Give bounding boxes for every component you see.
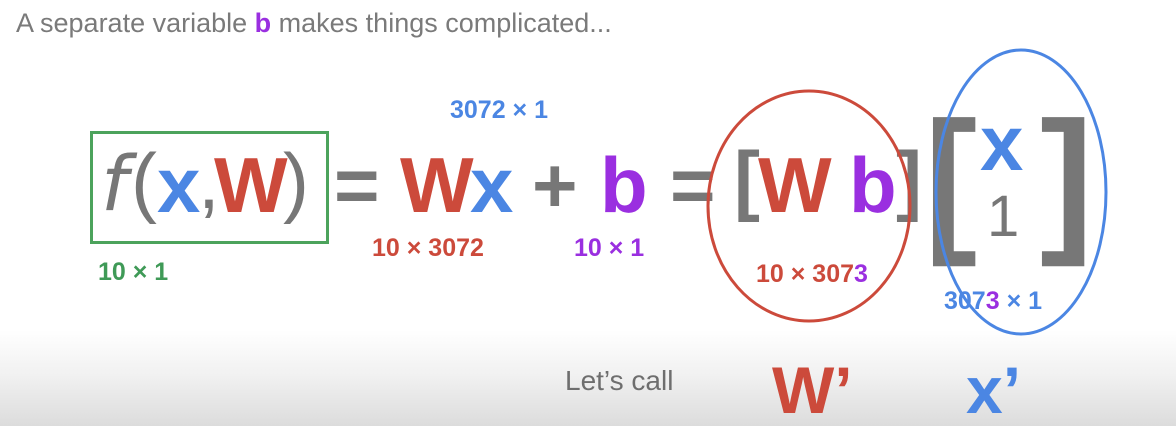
x-prime: x’ [966, 353, 1022, 427]
x-prime-circle [934, 48, 1108, 336]
W-prime: W’ [772, 353, 853, 427]
lets-call-label: Let’s call [565, 365, 674, 396]
W-prime-circle [706, 89, 912, 323]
_ _ _ _
> **Set exercise**
Arrange the lines above as a Markdown table with the columns Row and Line, numbering each row and skipping blank lines. Leave the pictures out of the table.

> **Written reply**
| Row | Line |
|---|---|
| 1 | Give bounding boxes for every component you see. |
| 2 | x-prime: x’ [966, 353, 1022, 427] |
| 3 | x-prime-circle [934, 48, 1108, 336] |
| 4 | W-prime: W’ [772, 353, 853, 427] |
| 5 | lets-call-label: Let’s call [565, 365, 674, 396] |
| 6 | W-prime-circle [706, 89, 912, 323] |